**Instructions to follow:**
Locate all lines in the data below that hold "السرج" and show them.

— Start of Information given —

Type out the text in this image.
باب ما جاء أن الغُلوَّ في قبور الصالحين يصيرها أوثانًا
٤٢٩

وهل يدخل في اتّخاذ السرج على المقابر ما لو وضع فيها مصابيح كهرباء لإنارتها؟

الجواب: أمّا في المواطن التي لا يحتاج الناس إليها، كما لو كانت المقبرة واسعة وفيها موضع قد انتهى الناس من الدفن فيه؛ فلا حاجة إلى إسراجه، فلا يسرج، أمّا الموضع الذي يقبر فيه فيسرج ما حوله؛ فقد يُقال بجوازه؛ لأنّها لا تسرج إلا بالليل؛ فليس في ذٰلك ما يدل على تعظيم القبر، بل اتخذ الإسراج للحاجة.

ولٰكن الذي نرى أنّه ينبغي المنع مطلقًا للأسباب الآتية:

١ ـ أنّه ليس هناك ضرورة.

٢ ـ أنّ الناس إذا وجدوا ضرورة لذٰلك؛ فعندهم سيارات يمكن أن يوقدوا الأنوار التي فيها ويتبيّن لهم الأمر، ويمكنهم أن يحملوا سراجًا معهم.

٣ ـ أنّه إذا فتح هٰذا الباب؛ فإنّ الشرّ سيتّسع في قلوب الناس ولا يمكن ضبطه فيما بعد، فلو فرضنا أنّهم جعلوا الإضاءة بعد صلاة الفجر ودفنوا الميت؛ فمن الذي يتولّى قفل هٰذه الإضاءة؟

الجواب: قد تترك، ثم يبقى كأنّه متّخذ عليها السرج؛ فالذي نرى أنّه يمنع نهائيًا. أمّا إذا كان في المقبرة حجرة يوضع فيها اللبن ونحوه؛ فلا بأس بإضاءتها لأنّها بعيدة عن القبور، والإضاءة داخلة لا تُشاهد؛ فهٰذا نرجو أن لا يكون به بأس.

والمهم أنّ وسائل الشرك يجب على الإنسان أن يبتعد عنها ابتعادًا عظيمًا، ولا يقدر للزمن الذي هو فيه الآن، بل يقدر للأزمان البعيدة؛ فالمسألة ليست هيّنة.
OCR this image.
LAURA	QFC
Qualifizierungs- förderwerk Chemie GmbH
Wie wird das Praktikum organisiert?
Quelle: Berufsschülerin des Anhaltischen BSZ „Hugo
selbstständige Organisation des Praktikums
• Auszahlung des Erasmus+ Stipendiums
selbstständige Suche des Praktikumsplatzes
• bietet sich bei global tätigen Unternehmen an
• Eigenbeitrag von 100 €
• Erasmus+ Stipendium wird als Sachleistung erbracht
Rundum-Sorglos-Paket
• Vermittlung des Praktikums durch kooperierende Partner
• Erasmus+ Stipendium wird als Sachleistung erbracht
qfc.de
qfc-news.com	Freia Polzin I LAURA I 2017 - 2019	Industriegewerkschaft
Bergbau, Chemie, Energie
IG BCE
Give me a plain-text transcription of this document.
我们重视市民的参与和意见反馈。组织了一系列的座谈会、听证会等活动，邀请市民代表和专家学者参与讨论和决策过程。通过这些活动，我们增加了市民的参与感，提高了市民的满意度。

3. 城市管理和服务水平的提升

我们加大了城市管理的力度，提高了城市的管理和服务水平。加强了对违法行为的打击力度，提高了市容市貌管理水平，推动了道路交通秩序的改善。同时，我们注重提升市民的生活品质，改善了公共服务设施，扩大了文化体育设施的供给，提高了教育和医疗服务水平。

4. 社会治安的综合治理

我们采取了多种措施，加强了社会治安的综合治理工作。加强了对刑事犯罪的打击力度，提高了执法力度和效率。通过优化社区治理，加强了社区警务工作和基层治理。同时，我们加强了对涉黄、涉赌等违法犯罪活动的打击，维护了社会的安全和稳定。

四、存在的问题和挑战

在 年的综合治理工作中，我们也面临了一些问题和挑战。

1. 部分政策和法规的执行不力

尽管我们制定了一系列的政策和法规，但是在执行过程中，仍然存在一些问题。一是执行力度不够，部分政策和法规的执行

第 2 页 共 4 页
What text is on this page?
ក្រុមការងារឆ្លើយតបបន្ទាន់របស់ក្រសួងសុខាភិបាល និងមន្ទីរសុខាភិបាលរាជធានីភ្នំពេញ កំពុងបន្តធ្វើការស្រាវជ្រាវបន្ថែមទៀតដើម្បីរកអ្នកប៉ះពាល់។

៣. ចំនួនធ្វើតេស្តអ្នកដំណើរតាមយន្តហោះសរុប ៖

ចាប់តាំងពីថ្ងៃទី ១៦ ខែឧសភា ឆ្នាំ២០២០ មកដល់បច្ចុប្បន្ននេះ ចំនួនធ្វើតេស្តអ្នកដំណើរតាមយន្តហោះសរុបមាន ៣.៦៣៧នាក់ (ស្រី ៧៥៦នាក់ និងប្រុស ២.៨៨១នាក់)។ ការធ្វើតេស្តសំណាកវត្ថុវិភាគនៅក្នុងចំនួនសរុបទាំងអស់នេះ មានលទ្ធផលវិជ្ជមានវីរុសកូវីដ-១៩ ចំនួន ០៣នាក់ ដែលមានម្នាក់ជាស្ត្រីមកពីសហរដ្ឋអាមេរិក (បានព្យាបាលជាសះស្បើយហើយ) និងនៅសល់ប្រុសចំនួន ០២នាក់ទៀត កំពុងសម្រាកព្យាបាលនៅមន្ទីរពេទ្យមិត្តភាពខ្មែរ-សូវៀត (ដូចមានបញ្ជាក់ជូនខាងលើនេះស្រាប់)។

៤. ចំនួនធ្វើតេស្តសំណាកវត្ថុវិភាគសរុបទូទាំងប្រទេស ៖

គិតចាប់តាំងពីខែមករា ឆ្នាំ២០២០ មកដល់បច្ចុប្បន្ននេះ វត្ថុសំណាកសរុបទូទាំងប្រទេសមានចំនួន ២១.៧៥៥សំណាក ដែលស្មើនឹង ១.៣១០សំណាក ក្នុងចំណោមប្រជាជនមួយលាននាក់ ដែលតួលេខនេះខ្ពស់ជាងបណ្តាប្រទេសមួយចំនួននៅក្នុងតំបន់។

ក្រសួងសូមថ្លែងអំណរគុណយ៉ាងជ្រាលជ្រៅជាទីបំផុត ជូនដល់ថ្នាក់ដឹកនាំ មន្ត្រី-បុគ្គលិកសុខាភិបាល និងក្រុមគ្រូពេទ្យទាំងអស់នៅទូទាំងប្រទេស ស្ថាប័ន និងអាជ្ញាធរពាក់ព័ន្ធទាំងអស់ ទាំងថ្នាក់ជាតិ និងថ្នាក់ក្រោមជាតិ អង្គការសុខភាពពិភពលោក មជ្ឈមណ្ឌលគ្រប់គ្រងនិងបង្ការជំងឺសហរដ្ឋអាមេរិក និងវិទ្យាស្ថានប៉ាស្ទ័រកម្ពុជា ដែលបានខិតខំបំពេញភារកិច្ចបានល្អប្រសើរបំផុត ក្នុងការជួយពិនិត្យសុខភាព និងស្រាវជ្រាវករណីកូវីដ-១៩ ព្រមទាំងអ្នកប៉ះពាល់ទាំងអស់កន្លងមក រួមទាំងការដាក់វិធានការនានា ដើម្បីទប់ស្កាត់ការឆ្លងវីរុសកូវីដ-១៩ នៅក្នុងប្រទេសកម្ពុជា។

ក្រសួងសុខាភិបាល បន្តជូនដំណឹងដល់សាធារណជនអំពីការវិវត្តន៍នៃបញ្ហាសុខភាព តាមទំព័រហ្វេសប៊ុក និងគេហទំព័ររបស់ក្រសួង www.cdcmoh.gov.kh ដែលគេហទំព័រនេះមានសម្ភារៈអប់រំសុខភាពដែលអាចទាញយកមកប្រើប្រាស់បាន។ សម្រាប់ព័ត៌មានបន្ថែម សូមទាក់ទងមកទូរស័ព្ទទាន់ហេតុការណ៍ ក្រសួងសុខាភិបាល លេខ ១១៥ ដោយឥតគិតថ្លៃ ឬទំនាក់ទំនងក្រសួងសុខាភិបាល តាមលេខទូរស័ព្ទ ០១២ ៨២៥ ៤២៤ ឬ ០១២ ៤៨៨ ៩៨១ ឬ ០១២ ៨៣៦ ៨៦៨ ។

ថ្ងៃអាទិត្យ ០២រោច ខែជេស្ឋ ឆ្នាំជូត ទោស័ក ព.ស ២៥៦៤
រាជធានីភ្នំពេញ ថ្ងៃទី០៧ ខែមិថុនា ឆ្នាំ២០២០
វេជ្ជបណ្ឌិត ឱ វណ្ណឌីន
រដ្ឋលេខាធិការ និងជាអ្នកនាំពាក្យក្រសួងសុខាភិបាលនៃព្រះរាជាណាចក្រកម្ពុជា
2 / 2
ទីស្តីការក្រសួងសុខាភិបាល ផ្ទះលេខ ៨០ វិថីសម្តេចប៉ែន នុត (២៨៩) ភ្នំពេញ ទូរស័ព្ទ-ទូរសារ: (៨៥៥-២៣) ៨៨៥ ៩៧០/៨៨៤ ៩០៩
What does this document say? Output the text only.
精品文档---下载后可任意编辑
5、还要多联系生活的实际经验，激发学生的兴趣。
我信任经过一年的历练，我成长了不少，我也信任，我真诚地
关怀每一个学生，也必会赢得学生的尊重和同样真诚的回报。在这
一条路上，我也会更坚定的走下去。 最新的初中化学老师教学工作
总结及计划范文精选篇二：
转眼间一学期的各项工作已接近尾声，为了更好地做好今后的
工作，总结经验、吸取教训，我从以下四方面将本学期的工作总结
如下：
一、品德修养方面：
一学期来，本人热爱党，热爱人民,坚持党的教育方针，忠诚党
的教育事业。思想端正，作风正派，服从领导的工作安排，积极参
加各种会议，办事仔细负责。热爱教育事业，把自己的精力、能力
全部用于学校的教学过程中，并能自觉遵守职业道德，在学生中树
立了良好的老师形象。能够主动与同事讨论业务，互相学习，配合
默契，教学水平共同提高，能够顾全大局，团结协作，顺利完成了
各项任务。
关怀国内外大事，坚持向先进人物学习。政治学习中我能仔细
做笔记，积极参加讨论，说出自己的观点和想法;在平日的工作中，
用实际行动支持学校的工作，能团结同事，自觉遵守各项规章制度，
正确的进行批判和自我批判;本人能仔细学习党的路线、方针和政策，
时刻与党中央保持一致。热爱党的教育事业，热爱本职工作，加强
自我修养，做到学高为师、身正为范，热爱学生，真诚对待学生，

— End of Information given —

**Complete output:**
وهل يدخل في اتّخاذ السرج على المقابر ما لو وضع فيها مصابيح كهرباء لإنارتها؟
الجواب: قد تترك، ثم يبقى كأنّه متّخذ عليها السرج؛ فالذي نرى أنّه يمنع نهائيًا. أمّا إذا كان في المقبرة حجرة يوضع فيها اللبن ونحوه؛ فلا بأس بإضاءتها لأنّها بعيدة عن القبور، والإضاءة داخلة لا تُشاهد؛ فهٰذا نرجو أن لا يكون به بأس.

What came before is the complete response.